== RECORDS ==
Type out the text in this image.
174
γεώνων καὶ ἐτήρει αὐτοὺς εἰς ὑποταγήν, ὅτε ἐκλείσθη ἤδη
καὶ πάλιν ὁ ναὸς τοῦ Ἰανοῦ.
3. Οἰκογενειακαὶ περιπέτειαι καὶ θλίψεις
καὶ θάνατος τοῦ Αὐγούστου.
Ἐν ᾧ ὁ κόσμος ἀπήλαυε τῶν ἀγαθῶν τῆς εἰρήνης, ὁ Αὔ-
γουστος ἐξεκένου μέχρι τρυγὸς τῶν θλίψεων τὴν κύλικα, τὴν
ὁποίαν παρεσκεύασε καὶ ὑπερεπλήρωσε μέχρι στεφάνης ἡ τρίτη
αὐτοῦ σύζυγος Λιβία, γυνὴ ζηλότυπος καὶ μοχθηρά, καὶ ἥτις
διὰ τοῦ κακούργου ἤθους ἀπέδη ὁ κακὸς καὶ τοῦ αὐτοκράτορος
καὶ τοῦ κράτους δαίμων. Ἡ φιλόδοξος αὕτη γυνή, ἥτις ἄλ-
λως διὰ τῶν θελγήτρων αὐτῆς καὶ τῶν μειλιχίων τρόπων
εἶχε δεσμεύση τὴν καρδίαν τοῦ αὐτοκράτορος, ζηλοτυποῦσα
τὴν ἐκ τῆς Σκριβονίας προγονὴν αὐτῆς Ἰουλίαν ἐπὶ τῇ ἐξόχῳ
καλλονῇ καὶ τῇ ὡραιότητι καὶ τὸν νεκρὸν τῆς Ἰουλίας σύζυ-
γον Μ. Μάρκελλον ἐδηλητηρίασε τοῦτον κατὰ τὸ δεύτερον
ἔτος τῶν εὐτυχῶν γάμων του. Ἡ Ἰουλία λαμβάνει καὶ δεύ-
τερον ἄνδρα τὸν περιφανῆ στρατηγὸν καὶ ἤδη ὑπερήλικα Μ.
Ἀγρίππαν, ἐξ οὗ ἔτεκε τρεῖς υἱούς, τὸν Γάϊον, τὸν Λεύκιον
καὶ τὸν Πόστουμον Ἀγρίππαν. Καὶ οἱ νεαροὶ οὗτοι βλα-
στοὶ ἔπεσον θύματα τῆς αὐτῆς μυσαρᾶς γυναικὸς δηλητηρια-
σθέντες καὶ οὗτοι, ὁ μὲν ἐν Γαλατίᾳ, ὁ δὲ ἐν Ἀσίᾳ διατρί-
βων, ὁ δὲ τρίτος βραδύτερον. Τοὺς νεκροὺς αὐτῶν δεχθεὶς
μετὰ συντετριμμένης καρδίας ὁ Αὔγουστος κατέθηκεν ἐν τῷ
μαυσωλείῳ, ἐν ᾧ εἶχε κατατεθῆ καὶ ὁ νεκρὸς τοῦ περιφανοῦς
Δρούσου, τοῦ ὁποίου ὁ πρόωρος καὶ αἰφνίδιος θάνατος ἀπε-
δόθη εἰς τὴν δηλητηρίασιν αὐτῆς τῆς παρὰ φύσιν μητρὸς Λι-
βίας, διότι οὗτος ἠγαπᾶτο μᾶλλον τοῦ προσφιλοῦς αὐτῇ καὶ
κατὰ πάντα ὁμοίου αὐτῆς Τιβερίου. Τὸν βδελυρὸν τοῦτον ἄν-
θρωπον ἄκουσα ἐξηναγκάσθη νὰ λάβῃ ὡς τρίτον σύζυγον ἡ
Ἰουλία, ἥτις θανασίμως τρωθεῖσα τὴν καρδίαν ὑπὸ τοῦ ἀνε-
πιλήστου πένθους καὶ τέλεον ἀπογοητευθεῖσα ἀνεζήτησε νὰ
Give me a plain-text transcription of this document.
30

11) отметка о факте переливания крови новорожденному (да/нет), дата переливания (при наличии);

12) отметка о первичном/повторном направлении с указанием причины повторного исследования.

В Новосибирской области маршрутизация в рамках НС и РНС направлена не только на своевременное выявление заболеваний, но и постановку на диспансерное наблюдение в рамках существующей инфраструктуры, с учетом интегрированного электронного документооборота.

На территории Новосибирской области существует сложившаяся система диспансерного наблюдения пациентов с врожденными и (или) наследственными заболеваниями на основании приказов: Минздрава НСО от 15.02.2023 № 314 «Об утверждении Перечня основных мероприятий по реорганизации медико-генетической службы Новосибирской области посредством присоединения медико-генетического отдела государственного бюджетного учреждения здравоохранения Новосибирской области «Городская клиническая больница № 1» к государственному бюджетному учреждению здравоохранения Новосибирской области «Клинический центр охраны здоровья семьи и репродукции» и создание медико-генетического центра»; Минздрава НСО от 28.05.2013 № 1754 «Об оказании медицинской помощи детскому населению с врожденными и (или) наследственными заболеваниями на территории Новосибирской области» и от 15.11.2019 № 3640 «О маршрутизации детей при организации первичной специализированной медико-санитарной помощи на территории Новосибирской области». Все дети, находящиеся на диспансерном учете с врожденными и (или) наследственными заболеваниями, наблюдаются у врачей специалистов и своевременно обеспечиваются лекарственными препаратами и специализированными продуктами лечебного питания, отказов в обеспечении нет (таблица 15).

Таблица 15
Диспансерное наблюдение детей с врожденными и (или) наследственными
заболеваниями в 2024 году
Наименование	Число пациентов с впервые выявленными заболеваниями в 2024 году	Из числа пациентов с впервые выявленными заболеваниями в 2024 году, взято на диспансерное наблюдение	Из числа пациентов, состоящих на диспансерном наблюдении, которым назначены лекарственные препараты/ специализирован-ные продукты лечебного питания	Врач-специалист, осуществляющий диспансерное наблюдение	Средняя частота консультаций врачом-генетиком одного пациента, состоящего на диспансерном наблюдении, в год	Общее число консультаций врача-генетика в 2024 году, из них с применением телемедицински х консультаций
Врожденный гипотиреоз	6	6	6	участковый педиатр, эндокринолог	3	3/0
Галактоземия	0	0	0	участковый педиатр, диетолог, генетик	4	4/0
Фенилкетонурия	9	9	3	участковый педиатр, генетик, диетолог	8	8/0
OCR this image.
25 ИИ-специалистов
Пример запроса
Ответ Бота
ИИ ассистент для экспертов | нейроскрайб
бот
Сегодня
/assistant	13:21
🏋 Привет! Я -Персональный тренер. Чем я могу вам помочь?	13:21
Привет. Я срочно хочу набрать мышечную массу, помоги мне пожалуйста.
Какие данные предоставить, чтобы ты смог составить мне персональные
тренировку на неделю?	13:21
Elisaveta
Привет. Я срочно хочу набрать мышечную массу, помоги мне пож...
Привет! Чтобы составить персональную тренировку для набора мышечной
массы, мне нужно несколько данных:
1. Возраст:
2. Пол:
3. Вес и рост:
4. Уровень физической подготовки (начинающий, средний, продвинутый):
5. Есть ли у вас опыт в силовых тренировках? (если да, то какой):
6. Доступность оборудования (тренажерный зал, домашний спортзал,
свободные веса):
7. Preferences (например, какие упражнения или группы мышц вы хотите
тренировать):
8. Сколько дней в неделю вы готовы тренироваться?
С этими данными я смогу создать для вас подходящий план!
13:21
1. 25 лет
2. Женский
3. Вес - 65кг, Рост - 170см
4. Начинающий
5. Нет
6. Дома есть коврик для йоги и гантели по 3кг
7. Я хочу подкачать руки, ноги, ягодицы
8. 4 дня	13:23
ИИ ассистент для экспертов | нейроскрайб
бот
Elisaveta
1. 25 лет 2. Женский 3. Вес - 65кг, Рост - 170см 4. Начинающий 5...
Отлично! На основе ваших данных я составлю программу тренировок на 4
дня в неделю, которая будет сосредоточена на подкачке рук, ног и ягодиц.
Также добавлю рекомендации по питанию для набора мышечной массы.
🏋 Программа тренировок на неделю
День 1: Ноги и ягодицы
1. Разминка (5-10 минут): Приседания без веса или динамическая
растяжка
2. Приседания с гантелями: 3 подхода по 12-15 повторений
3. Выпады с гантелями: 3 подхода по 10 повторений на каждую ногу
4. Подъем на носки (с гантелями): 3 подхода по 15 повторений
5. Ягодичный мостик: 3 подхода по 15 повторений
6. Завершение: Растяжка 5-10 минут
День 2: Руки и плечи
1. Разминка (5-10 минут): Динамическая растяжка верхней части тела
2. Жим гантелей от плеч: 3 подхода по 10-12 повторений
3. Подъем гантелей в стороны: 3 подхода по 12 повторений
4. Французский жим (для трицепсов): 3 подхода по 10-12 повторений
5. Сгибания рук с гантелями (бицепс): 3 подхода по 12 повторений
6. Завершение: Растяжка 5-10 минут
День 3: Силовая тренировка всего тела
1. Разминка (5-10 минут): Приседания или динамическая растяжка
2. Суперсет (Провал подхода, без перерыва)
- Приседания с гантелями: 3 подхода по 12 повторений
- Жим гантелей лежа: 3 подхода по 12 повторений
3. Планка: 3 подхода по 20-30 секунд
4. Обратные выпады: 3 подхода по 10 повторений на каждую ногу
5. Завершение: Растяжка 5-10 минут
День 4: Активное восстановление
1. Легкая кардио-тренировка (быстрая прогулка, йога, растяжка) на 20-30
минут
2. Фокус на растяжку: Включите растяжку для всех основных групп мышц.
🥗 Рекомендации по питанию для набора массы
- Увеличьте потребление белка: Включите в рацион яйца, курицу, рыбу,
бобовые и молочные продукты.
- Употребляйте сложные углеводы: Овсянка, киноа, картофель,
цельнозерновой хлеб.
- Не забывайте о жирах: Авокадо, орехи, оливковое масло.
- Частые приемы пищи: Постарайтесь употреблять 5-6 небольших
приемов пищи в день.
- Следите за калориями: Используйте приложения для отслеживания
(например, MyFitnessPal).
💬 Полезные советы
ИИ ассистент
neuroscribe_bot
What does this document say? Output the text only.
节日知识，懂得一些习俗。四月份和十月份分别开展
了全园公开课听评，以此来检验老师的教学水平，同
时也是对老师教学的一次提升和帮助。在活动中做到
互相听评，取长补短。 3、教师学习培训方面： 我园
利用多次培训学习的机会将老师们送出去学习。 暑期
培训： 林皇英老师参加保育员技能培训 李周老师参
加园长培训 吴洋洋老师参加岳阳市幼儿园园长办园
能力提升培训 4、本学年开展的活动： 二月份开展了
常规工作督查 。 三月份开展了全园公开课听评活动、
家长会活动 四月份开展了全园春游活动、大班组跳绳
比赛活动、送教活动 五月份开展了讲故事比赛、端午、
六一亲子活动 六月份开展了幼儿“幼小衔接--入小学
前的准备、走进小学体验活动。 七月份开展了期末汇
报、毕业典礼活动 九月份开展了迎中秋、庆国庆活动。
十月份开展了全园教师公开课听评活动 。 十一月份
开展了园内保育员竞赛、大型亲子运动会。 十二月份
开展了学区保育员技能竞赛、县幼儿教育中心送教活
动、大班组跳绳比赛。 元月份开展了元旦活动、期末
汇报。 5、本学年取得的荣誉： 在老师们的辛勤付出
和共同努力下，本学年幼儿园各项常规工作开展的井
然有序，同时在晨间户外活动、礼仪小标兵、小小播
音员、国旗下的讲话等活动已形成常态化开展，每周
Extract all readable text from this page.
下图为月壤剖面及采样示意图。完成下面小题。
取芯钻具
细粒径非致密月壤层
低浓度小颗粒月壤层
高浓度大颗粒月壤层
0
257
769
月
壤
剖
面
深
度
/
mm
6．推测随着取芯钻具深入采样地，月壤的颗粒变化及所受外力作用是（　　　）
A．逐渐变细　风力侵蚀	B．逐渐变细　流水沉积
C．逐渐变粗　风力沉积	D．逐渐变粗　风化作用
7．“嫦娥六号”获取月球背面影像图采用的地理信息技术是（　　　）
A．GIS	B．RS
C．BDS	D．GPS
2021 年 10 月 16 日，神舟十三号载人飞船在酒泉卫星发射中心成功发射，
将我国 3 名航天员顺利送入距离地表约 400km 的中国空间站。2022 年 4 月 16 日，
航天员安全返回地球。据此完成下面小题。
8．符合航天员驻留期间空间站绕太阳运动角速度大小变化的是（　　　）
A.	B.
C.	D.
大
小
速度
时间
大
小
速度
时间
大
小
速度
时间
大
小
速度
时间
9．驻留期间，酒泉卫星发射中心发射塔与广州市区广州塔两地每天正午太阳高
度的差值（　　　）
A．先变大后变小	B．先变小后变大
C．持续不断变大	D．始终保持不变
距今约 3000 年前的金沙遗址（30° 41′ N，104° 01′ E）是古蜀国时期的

== AIM OF THE TASK ==
Copy each line of the entries that includes the word "данных".

== SOLUTION TO THE PROBLEM ==
массы, мне нужно несколько данных:
Отлично! На основе ваших данных я составлю программу тренировок на 4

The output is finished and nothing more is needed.